§ **TEXTE D'ÉTUDE**:
--
Et pourtant des gens qui n'ont sociologiquement rien de "Gilets Jaunes", des gens qui sont par ailleurs à peu près parfaitement éduqués à l'image et à son analyse, des gens qui ne se méfient pas "des médias" ou qui n'y voient pas un ennemi, des gens parmi mes amis et mes "amis d'amis" ont instantanément partagé cette vidéo sans jamais se poser la question de son authenticité au moment où ils lui servaient de caisse de résonance. Exactement de la même manière que chez "les Gilets Jaunes", plein de gens rediffusent et partagent exactement de la même manière des vidéos et des images sans jamais se poser la question de leur authenticité au moment où ils les partagent.
Ma démonstration s'arrête là puisqu'elle n'avait pour objet que d'essayer de vous convaincre que la question des Fake News n'est pas simplement une question "d'éducation aux médias", qu'elle n'est pas non plus une question "de classe" (sociale), mais qu'elle n'est qu'une question de biais cognitif et d'architecture technique toxique. Comme je l'avais déjà analysé ici.
--
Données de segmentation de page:
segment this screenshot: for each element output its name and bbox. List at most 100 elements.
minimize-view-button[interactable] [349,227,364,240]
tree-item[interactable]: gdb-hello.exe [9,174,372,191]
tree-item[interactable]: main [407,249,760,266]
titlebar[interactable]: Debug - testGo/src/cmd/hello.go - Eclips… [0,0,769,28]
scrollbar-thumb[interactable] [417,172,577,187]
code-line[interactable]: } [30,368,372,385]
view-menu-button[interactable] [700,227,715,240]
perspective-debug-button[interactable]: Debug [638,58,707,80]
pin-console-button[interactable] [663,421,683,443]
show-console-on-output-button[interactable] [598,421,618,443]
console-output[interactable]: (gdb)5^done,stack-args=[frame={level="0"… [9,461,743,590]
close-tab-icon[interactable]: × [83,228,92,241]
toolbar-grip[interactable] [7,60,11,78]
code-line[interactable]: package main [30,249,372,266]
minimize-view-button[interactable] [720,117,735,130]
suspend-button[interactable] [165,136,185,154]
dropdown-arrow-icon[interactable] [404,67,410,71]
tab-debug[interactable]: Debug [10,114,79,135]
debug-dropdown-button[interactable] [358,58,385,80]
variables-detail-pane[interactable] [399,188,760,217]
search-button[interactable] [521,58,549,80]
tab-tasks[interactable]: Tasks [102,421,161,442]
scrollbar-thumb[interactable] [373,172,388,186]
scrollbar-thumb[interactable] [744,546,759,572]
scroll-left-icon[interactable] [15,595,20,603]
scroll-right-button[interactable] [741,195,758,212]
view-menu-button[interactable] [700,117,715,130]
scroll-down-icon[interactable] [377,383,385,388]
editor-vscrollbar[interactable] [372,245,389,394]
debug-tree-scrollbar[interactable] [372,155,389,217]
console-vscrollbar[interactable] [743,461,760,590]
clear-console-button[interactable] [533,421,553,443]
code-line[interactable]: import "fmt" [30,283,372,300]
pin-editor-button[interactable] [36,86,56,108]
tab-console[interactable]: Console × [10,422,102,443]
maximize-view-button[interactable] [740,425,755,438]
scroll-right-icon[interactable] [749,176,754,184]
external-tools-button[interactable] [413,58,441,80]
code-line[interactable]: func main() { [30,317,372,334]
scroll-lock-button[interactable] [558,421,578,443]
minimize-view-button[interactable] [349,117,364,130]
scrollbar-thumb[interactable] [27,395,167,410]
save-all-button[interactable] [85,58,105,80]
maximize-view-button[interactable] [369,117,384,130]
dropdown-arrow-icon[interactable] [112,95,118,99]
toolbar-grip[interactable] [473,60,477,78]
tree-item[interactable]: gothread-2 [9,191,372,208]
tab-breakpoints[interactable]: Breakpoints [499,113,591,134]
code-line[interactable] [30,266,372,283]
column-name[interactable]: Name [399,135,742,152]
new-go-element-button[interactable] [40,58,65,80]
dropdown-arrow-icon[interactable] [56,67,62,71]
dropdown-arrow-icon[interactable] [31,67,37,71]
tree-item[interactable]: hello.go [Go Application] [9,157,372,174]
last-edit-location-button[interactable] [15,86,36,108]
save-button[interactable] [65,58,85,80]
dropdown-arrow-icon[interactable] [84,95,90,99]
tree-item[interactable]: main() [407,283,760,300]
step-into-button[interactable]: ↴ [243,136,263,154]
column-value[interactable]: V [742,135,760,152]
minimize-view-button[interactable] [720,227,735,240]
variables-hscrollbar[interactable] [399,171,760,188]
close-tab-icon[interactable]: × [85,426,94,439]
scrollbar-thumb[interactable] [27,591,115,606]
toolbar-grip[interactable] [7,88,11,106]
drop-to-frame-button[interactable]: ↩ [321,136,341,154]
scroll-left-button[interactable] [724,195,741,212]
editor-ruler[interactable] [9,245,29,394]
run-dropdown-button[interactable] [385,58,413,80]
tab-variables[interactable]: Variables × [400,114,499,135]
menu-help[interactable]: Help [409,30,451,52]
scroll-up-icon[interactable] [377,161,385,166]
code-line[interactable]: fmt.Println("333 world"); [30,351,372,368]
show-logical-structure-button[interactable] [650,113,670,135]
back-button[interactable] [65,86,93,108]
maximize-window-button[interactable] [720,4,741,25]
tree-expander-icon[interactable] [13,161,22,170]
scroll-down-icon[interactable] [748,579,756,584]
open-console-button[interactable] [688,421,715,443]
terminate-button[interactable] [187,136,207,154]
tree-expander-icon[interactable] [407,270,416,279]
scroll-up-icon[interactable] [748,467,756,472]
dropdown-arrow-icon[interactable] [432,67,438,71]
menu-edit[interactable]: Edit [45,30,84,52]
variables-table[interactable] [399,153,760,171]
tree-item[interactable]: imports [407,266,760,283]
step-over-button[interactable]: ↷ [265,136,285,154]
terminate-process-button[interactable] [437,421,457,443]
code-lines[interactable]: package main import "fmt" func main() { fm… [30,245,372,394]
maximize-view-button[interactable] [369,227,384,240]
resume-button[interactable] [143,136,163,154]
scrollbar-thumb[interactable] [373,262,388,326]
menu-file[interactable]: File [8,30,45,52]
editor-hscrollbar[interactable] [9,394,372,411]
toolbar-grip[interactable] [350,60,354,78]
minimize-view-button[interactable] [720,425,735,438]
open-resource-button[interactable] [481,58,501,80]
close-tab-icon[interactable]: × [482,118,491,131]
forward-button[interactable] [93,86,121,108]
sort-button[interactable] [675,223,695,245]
--
§ **CONSIGNE**: Extrayez à l'identique, dans le texte sur les Fake News, le passage qui va de « Et pourtant des » jusqu'à « ils les partagent. » inclus.

§ **RÉSULTAT DE L'EXERCICE**:
Et pourtant des gens qui n'ont sociologiquement rien de "Gilets Jaunes", des gens qui sont par ailleurs à peu près parfaitement éduqués à l'image et à son analyse, des gens qui ne se méfient pas "des médias" ou qui n'y voient pas un ennemi, des gens parmi mes amis et mes "amis d'amis" ont instantanément partagé cette vidéo sans jamais se poser la question de son authenticité au moment où ils lui servaient de caisse de résonance. Exactement de la même manière que chez "les Gilets Jaunes", plein de gens rediffusent et partagent exactement de la même manière des vidéos et des images sans jamais se poser la question de leur authenticité au moment où ils les partagent.